Exercise goal: Retype every line of the items below without any changes, and leave out the pictures.

Data entries
....
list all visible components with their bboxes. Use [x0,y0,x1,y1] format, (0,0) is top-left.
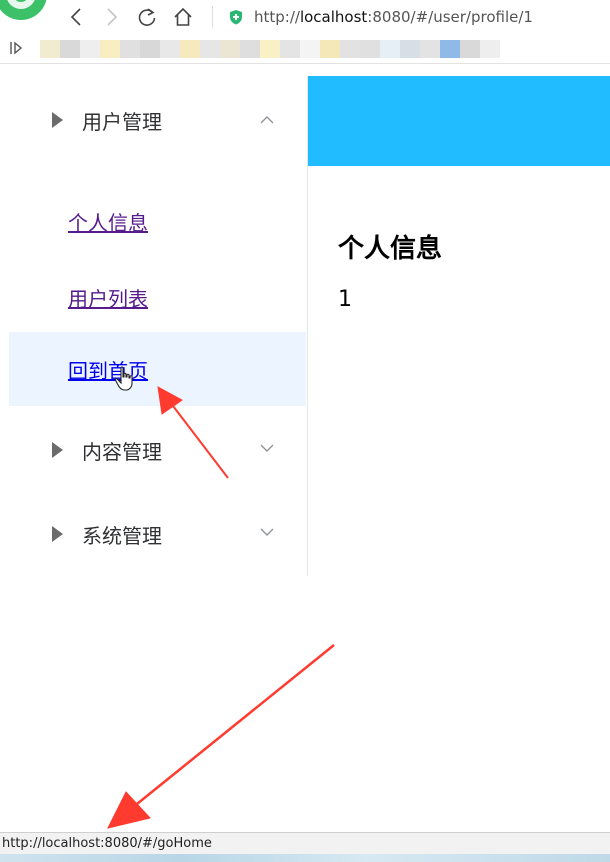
bookmark-item[interactable] [240,40,260,58]
caret-right-icon [52,442,63,458]
url-scheme: http:// [254,8,300,26]
status-bar-decoration [0,854,610,862]
url-host: localhost [299,8,368,26]
bookmark-item[interactable] [460,40,480,58]
page-title: 个人信息 [338,234,443,264]
address-bar[interactable]: http://localhost:8080/#/user/profile/1 [228,4,610,30]
menu-item-profile[interactable]: 个人信息 [9,184,306,258]
url-text[interactable]: http://localhost:8080/#/user/profile/1 [254,8,533,26]
page-header [308,76,610,166]
chevron-up-icon [260,116,274,124]
arrow-right-icon [107,8,118,26]
bookmark-item[interactable] [480,40,500,58]
sidebar-toggle-icon[interactable] [8,39,24,57]
bookmark-item[interactable] [220,40,240,58]
bookmark-item[interactable] [100,40,120,58]
browser-toolbar: http://localhost:8080/#/user/profile/1 [0,0,610,34]
bookmark-item[interactable] [420,40,440,58]
bookmark-item[interactable] [300,40,320,58]
bookmark-item[interactable] [380,40,400,58]
hand-pointer-icon [114,366,133,391]
bookmark-item[interactable] [400,40,420,58]
back-button[interactable] [64,4,90,30]
home-icon [174,7,192,26]
forward-button[interactable] [98,4,124,30]
url-path: :8080/#/user/profile/1 [367,8,533,26]
bookmarks-bar [0,34,610,64]
reload-icon [138,8,156,26]
bookmark-item[interactable] [80,40,100,58]
bookmark-item[interactable] [320,40,340,58]
browser-logo-icon [0,0,47,20]
bookmark-item[interactable] [280,40,300,58]
bookmark-item[interactable] [120,40,140,58]
status-link-url: http://localhost:8080/#/goHome [2,836,212,851]
bookmark-items [40,40,500,58]
sidebar-menu: 用户管理 个人信息 用户列表 回到首页 内容管理 系统管理 [0,76,308,576]
chevron-down-icon [260,528,274,536]
submenu-label: 用户管理 [82,109,162,134]
caret-right-icon [52,526,63,542]
arrow-left-icon [70,8,81,26]
menu-item-label[interactable]: 个人信息 [68,207,148,236]
bookmark-item[interactable] [40,40,60,58]
menu-item-label[interactable]: 用户列表 [68,283,148,312]
bookmark-item[interactable] [160,40,180,58]
submenu-system-management[interactable]: 系统管理 [0,506,306,562]
menu-item-label[interactable]: 回到首页 [68,355,148,384]
submenu-content-management[interactable]: 内容管理 [0,422,306,478]
reload-button[interactable] [134,4,160,30]
user-id-value: 1 [338,287,352,312]
caret-right-icon [52,112,63,128]
menu-item-go-home[interactable]: 回到首页 [9,332,306,406]
bookmark-item[interactable] [360,40,380,58]
shield-icon [230,10,242,25]
submenu-label: 系统管理 [82,523,162,548]
bookmark-item[interactable] [140,40,160,58]
submenu-user-management[interactable]: 用户管理 [0,92,306,148]
home-button[interactable] [170,4,196,30]
menu-item-user-list[interactable]: 用户列表 [9,260,306,334]
bookmark-item[interactable] [180,40,200,58]
chevron-down-icon [260,444,274,452]
bookmark-item[interactable] [340,40,360,58]
submenu-label: 内容管理 [82,439,162,464]
toolbar-divider [212,6,213,28]
status-bar: http://localhost:8080/#/goHome [0,832,610,862]
bookmark-item[interactable] [60,40,80,58]
bookmark-item[interactable] [260,40,280,58]
bookmark-item[interactable] [200,40,220,58]
main-content: 个人信息 1 [338,228,442,312]
bookmark-item[interactable] [440,40,460,58]
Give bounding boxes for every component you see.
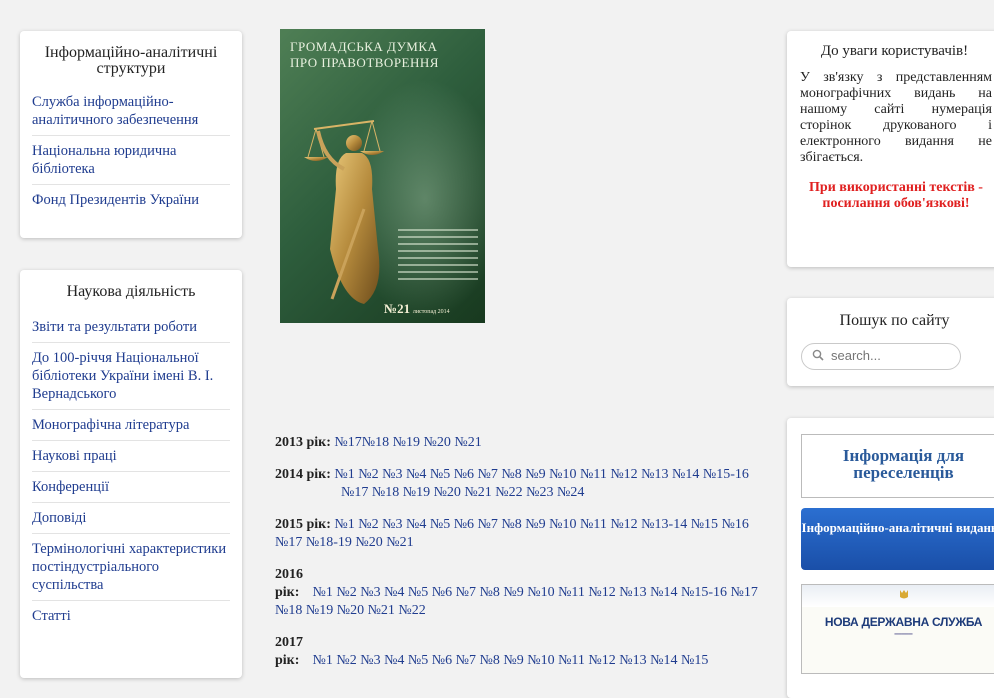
....
Full answer:
list all visible components with their bboxes. Use [x0,y0,x1,y1] format, (0,0) is top-left.
bookmark-item[interactable] [240,40,260,58]
caret-right-icon [52,442,63,458]
url-scheme: http:// [254,8,300,26]
status-bar-decoration [0,854,610,862]
url-host: localhost [299,8,368,26]
bookmark-item[interactable] [460,40,480,58]
page-title: 个人信息 [338,234,443,264]
address-bar[interactable]: http://localhost:8080/#/user/profile/1 [228,4,610,30]
menu-item-profile[interactable]: 个人信息 [9,184,306,258]
url-text[interactable]: http://localhost:8080/#/user/profile/1 [254,8,533,26]
page-header [308,76,610,166]
chevron-up-icon [260,116,274,124]
arrow-right-icon [107,8,118,26]
bookmark-item[interactable] [480,40,500,58]
sidebar-toggle-icon[interactable] [8,39,24,57]
bookmark-item[interactable] [220,40,240,58]
bookmark-item[interactable] [100,40,120,58]
browser-toolbar: http://localhost:8080/#/user/profile/1 [0,0,610,34]
bookmark-item[interactable] [420,40,440,58]
bookmark-item[interactable] [300,40,320,58]
bookmark-item[interactable] [380,40,400,58]
hand-pointer-icon [114,366,133,391]
bookmark-item[interactable] [400,40,420,58]
back-button[interactable] [64,4,90,30]
home-icon [174,7,192,26]
forward-button[interactable] [98,4,124,30]
url-path: :8080/#/user/profile/1 [367,8,533,26]
bookmarks-bar [0,34,610,64]
reload-icon [138,8,156,26]
bookmark-item[interactable] [80,40,100,58]
bookmark-item[interactable] [320,40,340,58]
browser-logo-icon [0,0,47,20]
bookmark-item[interactable] [280,40,300,58]
bookmark-item[interactable] [120,40,140,58]
status-link-url: http://localhost:8080/#/goHome [2,836,212,851]
bookmark-items [40,40,500,58]
sidebar-menu: 用户管理 个人信息 用户列表 回到首页 内容管理 系统管理 [0,76,308,576]
chevron-down-icon [260,528,274,536]
submenu-label: 用户管理 [82,109,162,134]
caret-right-icon [52,526,63,542]
arrow-left-icon [70,8,81,26]
menu-item-label[interactable]: 个人信息 [68,207,148,236]
bookmark-item[interactable] [40,40,60,58]
menu-item-label[interactable]: 用户列表 [68,283,148,312]
bookmark-item[interactable] [160,40,180,58]
submenu-system-management[interactable]: 系统管理 [0,506,306,562]
menu-item-label[interactable]: 回到首页 [68,355,148,384]
submenu-content-management[interactable]: 内容管理 [0,422,306,478]
reload-button[interactable] [134,4,160,30]
user-id-value: 1 [338,287,352,312]
caret-right-icon [52,112,63,128]
menu-item-go-home[interactable]: 回到首页 [9,332,306,406]
bookmark-item[interactable] [360,40,380,58]
shield-icon [230,10,242,25]
submenu-label: 系统管理 [82,523,162,548]
bookmark-item[interactable] [140,40,160,58]
submenu-user-management[interactable]: 用户管理 [0,92,306,148]
home-button[interactable] [170,4,196,30]
menu-item-user-list[interactable]: 用户列表 [9,260,306,334]
bookmark-item[interactable] [180,40,200,58]
chevron-down-icon [260,444,274,452]
bookmark-item[interactable] [340,40,360,58]
submenu-label: 内容管理 [82,439,162,464]
toolbar-divider [212,6,213,28]
status-bar: http://localhost:8080/#/goHome [0,832,610,862]
bookmark-item[interactable] [60,40,80,58]
bookmark-item[interactable] [260,40,280,58]
bookmark-item[interactable] [200,40,220,58]
main-content: 个人信息 1 [338,228,442,312]
bookmark-item[interactable] [440,40,460,58]
Give bounding boxes for every component you see.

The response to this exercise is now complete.